● **Your task**: Write out all of the data without omission, exactly as shown.

** Begin Exercise inputs **

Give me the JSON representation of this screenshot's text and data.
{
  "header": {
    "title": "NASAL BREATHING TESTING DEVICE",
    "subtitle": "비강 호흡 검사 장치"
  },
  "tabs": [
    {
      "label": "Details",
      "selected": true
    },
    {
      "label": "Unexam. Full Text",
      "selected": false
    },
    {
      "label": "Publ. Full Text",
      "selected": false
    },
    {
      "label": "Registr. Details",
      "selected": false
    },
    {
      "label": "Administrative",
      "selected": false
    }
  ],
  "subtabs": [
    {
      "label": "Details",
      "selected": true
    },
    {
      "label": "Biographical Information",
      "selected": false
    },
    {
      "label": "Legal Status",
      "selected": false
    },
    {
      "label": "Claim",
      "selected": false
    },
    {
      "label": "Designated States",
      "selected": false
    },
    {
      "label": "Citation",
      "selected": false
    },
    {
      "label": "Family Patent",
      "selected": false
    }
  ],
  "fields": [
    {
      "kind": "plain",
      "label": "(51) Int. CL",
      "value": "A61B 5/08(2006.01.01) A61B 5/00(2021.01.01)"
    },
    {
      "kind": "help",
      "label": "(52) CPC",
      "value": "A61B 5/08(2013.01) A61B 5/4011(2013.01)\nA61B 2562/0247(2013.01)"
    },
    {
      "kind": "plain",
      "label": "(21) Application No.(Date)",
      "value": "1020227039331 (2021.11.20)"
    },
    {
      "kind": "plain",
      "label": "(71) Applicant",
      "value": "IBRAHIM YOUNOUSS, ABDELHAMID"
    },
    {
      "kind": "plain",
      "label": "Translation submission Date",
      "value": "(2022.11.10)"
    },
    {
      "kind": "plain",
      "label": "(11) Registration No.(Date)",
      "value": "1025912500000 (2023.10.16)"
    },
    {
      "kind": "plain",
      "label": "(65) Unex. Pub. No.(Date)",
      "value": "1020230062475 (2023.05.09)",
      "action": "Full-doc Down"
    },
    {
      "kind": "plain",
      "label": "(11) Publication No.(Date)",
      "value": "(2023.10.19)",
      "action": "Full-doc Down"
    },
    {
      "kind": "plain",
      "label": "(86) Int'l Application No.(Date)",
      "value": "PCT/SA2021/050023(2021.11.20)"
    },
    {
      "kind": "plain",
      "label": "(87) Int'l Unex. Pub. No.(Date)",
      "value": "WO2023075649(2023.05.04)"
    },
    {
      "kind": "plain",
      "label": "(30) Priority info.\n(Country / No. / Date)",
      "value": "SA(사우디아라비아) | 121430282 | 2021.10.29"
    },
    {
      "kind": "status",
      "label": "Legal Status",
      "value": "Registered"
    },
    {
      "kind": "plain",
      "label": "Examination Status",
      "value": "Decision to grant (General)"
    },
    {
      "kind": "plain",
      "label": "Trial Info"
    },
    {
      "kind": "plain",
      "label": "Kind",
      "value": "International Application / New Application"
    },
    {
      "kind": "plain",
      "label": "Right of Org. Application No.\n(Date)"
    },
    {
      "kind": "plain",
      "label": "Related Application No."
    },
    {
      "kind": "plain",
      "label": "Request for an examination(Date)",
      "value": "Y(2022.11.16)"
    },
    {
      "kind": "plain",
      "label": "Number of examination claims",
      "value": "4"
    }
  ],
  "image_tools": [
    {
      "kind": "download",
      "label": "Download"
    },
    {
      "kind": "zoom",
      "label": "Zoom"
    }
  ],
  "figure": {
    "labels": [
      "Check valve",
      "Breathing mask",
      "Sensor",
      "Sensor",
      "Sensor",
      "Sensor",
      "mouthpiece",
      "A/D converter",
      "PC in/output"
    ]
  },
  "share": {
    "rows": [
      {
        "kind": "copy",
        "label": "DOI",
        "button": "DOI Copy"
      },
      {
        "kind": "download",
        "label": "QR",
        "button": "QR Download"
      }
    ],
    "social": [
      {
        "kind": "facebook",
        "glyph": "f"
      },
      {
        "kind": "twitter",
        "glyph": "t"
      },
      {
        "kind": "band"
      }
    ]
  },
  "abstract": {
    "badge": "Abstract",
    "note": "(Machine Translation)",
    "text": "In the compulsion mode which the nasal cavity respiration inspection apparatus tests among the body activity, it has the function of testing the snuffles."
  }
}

** End Exercise inputs **

● **Response to the exercise**:
Give me the JSON representation of this screenshot's text and data.
{
  "header": {
    "title": "NASAL BREATHING TESTING DEVICE",
    "subtitle": "비강 호흡 검사 장치"
  },
  "tabs": [
    {
      "label": "Details",
      "selected": true
    },
    {
      "label": "Unexam. Full Text",
      "selected": false
    },
    {
      "label": "Publ. Full Text",
      "selected": false
    },
    {
      "label": "Registr. Details",
      "selected": false
    },
    {
      "label": "Administrative",
      "selected": false
    }
  ],
  "subtabs": [
    {
      "label": "Details",
      "selected": true
    },
    {
      "label": "Biographical Information",
      "selected": false
    },
    {
      "label": "Legal Status",
      "selected": false
    },
    {
      "label": "Claim",
      "selected": false
    },
    {
      "label": "Designated States",
      "selected": false
    },
    {
      "label": "Citation",
      "selected": false
    },
    {
      "label": "Family Patent",
      "selected": false
    }
  ],
  "fields": [
    {
      "kind": "plain",
      "label": "(51) Int. CL",
      "value": "A61B 5/08(2006.01.01) A61B 5/00(2021.01.01)"
    },
    {
      "kind": "help",
      "label": "(52) CPC",
      "value": "A61B 5/08(2013.01) A61B 5/4011(2013.01)\nA61B 2562/0247(2013.01)"
    },
    {
      "kind": "plain",
      "label": "(21) Application No.(Date)",
      "value": "1020227039331 (2021.11.20)"
    },
    {
      "kind": "plain",
      "label": "(71) Applicant",
      "value": "IBRAHIM YOUNOUSS, ABDELHAMID"
    },
    {
      "kind": "plain",
      "label": "Translation submission Date",
      "value": "(2022.11.10)"
    },
    {
      "kind": "plain",
      "label": "(11) Registration No.(Date)",
      "value": "1025912500000 (2023.10.16)"
    },
    {
      "kind": "plain",
      "label": "(65) Unex. Pub. No.(Date)",
      "value": "1020230062475 (2023.05.09)",
      "action": "Full-doc Down"
    },
    {
      "kind": "plain",
      "label": "(11) Publication No.(Date)",
      "value": "(2023.10.19)",
      "action": "Full-doc Down"
    },
    {
      "kind": "plain",
      "label": "(86) Int'l Application No.(Date)",
      "value": "PCT/SA2021/050023(2021.11.20)"
    },
    {
      "kind": "plain",
      "label": "(87) Int'l Unex. Pub. No.(Date)",
      "value": "WO2023075649(2023.05.04)"
    },
    {
      "kind": "plain",
      "label": "(30) Priority info.\n(Country / No. / Date)",
      "value": "SA(사우디아라비아) | 121430282 | 2021.10.29"
    },
    {
      "kind": "status",
      "label": "Legal Status",
      "value": "Registered"
    },
    {
      "kind": "plain",
      "label": "Examination Status",
      "value": "Decision to grant (General)"
    },
    {
      "kind": "plain",
      "label": "Trial Info"
    },
    {
      "kind": "plain",
      "label": "Kind",
      "value": "International Application / New Application"
    },
    {
      "kind": "plain",
      "label": "Right of Org. Application No.\n(Date)"
    },
    {
      "kind": "plain",
      "label": "Related Application No."
    },
    {
      "kind": "plain",
      "label": "Request for an examination(Date)",
      "value": "Y(2022.11.16)"
    },
    {
      "kind": "plain",
      "label": "Number of examination claims",
      "value": "4"
    }
  ],
  "image_tools": [
    {
      "kind": "download",
      "label": "Download"
    },
    {
      "kind": "zoom",
      "label": "Zoom"
    }
  ],
  "figure": {
    "labels": [
      "Check valve",
      "Breathing mask",
      "Sensor",
      "Sensor",
      "Sensor",
      "Sensor",
      "mouthpiece",
      "A/D converter",
      "PC in/output"
    ]
  },
  "share": {
    "rows": [
      {
        "kind": "copy",
        "label": "DOI",
        "button": "DOI Copy"
      },
      {
        "kind": "download",
        "label": "QR",
        "button": "QR Download"
      }
    ],
    "social": [
      {
        "kind": "facebook",
        "glyph": "f"
      },
      {
        "kind": "twitter",
        "glyph": "t"
      },
      {
        "kind": "band"
      }
    ]
  },
  "abstract": {
    "badge": "Abstract",
    "note": "(Machine Translation)",
    "text": "In the compulsion mode which the nasal cavity respiration inspection apparatus tests among the body activity, it has the function of testing the snuffles."
  }
}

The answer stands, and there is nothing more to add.